• **DATASET RECORDS**:
-.-.-

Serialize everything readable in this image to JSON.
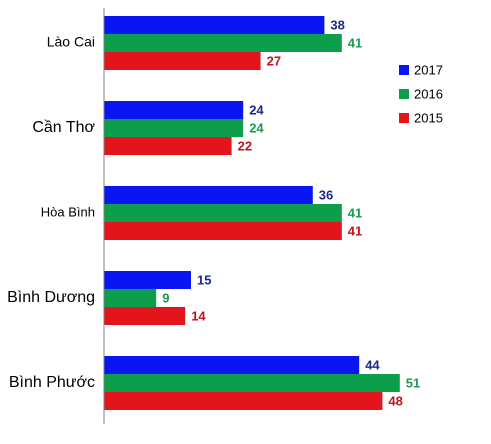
{
  "chart_data": {
    "type": "bar",
    "orientation": "horizontal",
    "categories": [
      "Lào Cai",
      "Cần Thơ",
      "Hòa Bình",
      "Bình Dương",
      "Bình Phước"
    ],
    "series": [
      {
        "name": "2017",
        "color": "#0a16f2",
        "values": [
          38,
          24,
          36,
          15,
          44
        ]
      },
      {
        "name": "2016",
        "color": "#0c9e4a",
        "values": [
          41,
          24,
          41,
          9,
          51
        ]
      },
      {
        "name": "2015",
        "color": "#e3141c",
        "values": [
          27,
          22,
          41,
          14,
          48
        ]
      }
    ],
    "label_colors": {
      "2017": "#1a2a8c",
      "2016": "#1e9a50",
      "2015": "#c0141c"
    },
    "xlim": [
      0,
      55
    ],
    "grid": false,
    "data_labels": true,
    "legend_position": "right",
    "legend_order": [
      "2017",
      "2016",
      "2015"
    ],
    "title": "",
    "xlabel": "",
    "ylabel": ""
  }
}
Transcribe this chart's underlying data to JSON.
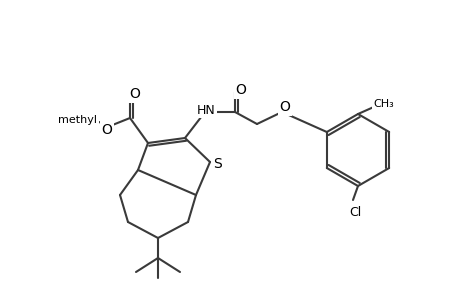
{
  "bg_color": "#ffffff",
  "lc": "#3a3a3a",
  "lw": 1.5,
  "figsize": [
    4.6,
    3.0
  ],
  "dpi": 100,
  "xlim": [
    0,
    460
  ],
  "ylim": [
    0,
    300
  ]
}
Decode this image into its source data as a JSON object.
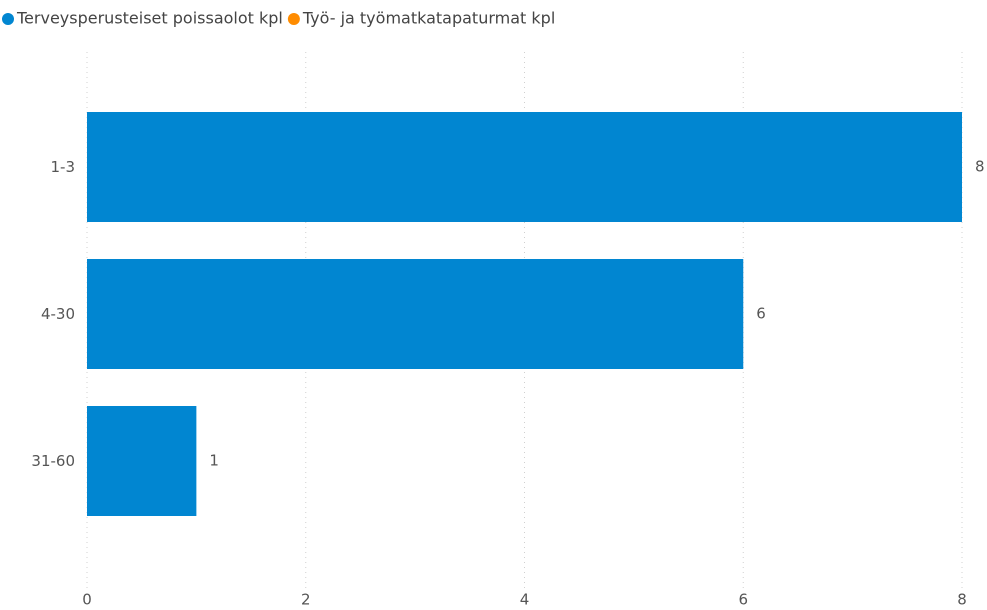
{
  "chart_data": {
    "type": "hbar",
    "categories": [
      "1-3",
      "4-30",
      "31-60"
    ],
    "series": [
      {
        "name": "Terveysperusteiset poissaolot kpl",
        "color": "#0186d1",
        "values": [
          8,
          6,
          1
        ]
      },
      {
        "name": "Työ- ja työmatkatapaturmat kpl",
        "color": "#ff8c00",
        "values": [
          null,
          null,
          null
        ]
      }
    ],
    "xlim": [
      0,
      8
    ],
    "xticks": [
      0,
      2,
      4,
      6,
      8
    ],
    "grid": true
  }
}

-.-.-

• **TASK DIRECTIONS**:
Write out every entry again word for word, without any of the pictures.

• **ANSWER FOR THE TASK**:
Serialize everything readable in this image to JSON.
{
  "chart_data": {
    "type": "bar",
    "orientation": "horizontal",
    "categories": [
      "Lào Cai",
      "Cần Thơ",
      "Hòa Bình",
      "Bình Dương",
      "Bình Phước"
    ],
    "series": [
      {
        "name": "2017",
        "color": "#0a16f2",
        "values": [
          38,
          24,
          36,
          15,
          44
        ]
      },
      {
        "name": "2016",
        "color": "#0c9e4a",
        "values": [
          41,
          24,
          41,
          9,
          51
        ]
      },
      {
        "name": "2015",
        "color": "#e3141c",
        "values": [
          27,
          22,
          41,
          14,
          48
        ]
      }
    ],
    "label_colors": {
      "2017": "#1a2a8c",
      "2016": "#1e9a50",
      "2015": "#c0141c"
    },
    "xlim": [
      0,
      55
    ],
    "grid": false,
    "data_labels": true,
    "legend_position": "right",
    "legend_order": [
      "2017",
      "2016",
      "2015"
    ],
    "title": "",
    "xlabel": "",
    "ylabel": ""
  }
}
Transcribe this chart's underlying data to JSON.
{
  "bg_color": "#ffffff",
  "lc": "#3a3a3a",
  "lw": 1.5,
  "figsize": [
    4.6,
    3.0
  ],
  "dpi": 100,
  "xlim": [
    0,
    460
  ],
  "ylim": [
    0,
    300
  ]
}
Decode this image into its source data as a JSON object.
{
  "chart_data": {
    "type": "hbar",
    "categories": [
      "1-3",
      "4-30",
      "31-60"
    ],
    "series": [
      {
        "name": "Terveysperusteiset poissaolot kpl",
        "color": "#0186d1",
        "values": [
          8,
          6,
          1
        ]
      },
      {
        "name": "Työ- ja työmatkatapaturmat kpl",
        "color": "#ff8c00",
        "values": [
          null,
          null,
          null
        ]
      }
    ],
    "xlim": [
      0,
      8
    ],
    "xticks": [
      0,
      2,
      4,
      6,
      8
    ],
    "grid": true
  }
}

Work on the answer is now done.